(Source records)
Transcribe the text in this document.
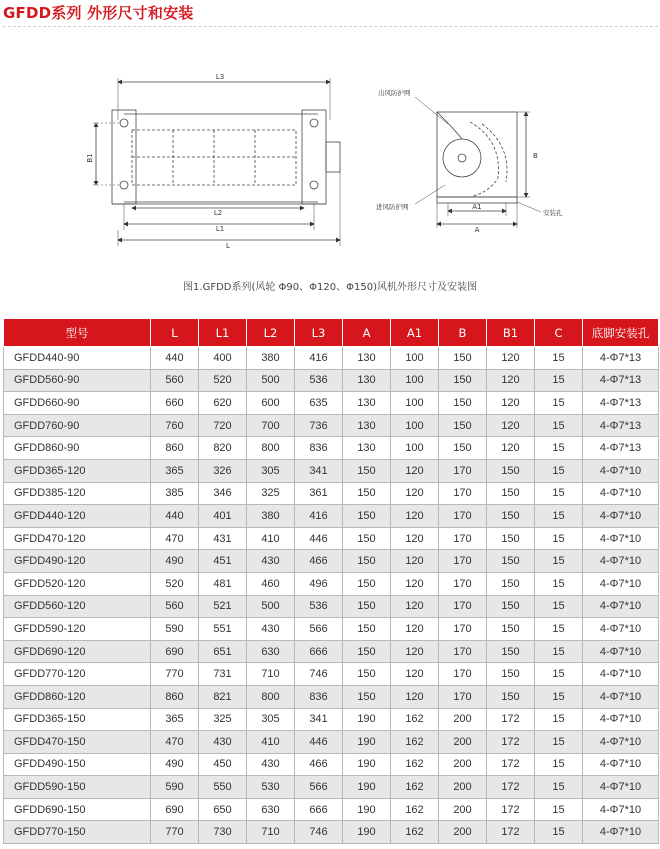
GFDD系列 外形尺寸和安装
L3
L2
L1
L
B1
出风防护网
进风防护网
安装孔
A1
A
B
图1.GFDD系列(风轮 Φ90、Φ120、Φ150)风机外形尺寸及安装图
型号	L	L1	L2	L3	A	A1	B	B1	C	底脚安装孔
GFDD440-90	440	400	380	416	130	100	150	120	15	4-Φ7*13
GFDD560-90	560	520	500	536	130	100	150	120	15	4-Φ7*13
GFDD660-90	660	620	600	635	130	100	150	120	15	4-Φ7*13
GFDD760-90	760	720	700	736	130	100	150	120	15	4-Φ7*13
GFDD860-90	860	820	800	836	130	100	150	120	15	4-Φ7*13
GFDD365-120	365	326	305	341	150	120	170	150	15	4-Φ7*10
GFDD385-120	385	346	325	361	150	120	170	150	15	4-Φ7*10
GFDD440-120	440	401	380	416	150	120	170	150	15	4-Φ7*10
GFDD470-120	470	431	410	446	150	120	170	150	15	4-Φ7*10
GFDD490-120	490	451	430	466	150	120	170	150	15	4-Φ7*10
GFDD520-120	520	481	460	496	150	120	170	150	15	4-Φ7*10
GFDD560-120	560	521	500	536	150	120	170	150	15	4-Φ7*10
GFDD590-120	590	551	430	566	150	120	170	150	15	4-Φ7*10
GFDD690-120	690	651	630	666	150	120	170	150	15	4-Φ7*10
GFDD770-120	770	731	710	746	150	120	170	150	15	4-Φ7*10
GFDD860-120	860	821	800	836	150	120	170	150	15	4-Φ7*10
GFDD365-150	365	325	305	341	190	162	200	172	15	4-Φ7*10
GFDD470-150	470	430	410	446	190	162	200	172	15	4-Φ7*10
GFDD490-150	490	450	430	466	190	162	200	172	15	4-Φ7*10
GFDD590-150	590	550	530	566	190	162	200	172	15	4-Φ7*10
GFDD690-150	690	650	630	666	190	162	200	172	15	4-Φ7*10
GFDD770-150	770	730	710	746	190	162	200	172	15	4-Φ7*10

...

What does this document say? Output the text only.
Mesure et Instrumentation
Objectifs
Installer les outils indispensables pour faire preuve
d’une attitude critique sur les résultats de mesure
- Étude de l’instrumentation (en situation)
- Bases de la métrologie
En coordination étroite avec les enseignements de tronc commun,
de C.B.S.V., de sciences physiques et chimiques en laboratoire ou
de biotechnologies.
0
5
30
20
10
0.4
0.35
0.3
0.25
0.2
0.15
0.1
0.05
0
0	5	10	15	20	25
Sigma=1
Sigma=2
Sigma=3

==

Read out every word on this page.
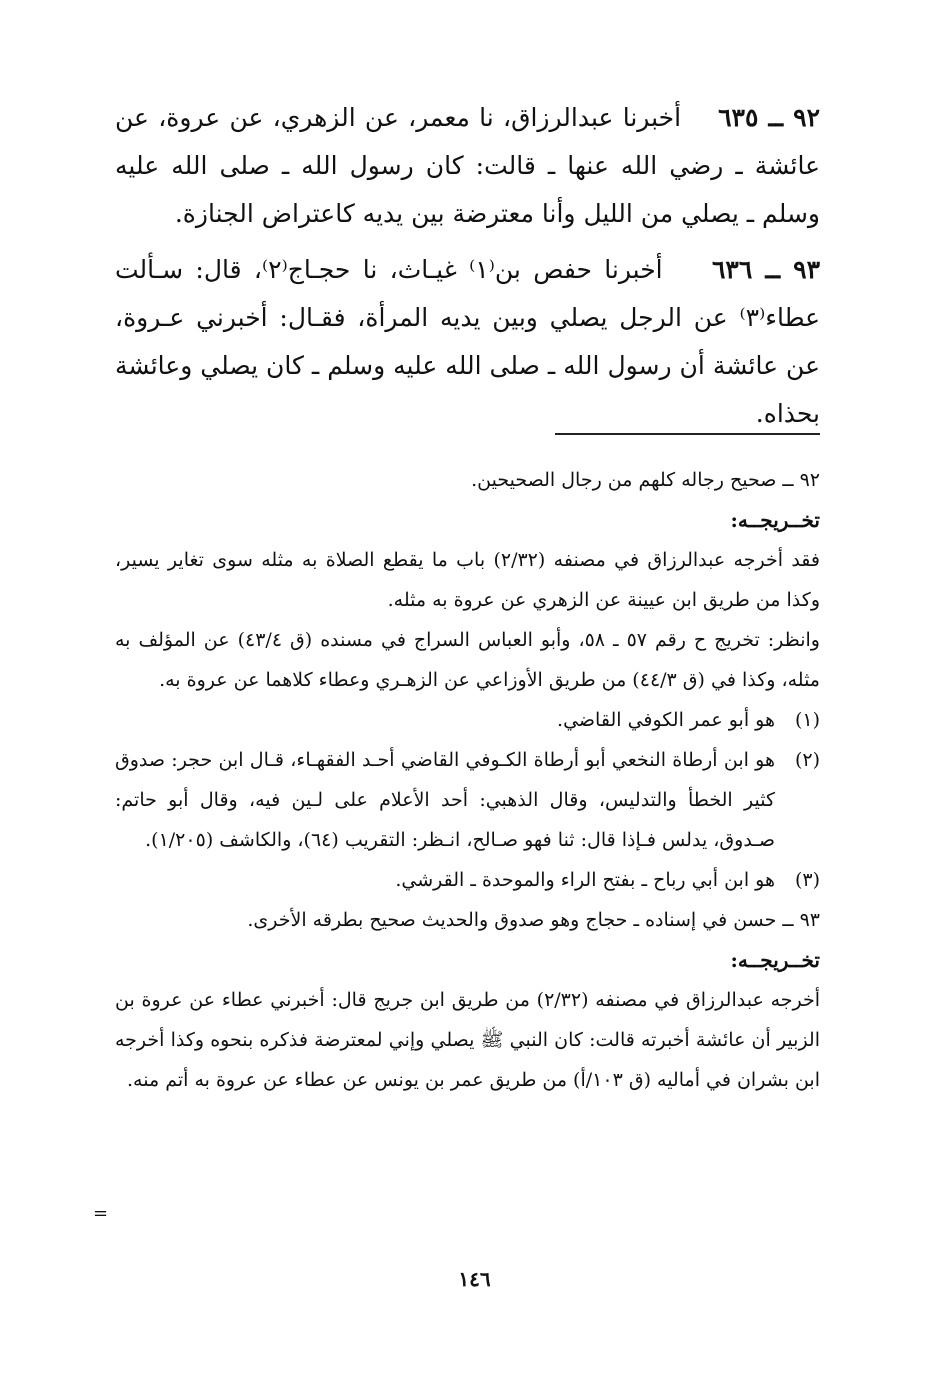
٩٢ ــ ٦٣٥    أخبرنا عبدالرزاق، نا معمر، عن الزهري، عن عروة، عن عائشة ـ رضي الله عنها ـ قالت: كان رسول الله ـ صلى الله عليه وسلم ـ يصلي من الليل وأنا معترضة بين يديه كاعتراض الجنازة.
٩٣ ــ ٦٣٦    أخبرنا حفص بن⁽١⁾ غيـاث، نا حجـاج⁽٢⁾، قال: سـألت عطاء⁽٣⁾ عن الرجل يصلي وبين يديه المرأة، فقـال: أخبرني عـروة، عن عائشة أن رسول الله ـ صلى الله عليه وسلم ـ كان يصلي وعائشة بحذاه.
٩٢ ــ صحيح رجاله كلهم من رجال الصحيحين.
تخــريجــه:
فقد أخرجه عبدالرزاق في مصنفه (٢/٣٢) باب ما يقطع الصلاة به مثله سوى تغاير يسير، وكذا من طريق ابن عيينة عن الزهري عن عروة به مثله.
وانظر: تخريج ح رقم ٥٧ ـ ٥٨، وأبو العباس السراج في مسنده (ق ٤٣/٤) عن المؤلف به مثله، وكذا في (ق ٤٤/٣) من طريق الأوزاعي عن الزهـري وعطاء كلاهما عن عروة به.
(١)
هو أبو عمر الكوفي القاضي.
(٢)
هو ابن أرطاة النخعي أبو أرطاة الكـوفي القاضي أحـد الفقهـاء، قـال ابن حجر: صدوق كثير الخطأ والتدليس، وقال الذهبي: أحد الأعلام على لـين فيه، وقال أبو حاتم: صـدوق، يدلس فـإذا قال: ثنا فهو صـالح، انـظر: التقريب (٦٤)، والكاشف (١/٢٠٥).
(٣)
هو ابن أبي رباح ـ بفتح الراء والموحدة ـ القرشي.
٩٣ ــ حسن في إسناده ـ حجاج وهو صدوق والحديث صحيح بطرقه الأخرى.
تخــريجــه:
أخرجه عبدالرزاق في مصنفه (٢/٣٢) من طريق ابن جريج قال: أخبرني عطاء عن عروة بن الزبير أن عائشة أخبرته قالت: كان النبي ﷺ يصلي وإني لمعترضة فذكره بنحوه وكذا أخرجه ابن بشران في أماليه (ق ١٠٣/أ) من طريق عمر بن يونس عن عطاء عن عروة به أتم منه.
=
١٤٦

### YOUR GOAL
The records are above. How many lines in them contain the word "مصنفه"? Give the number alone.

### SOLUTION FOR THIS TASK
2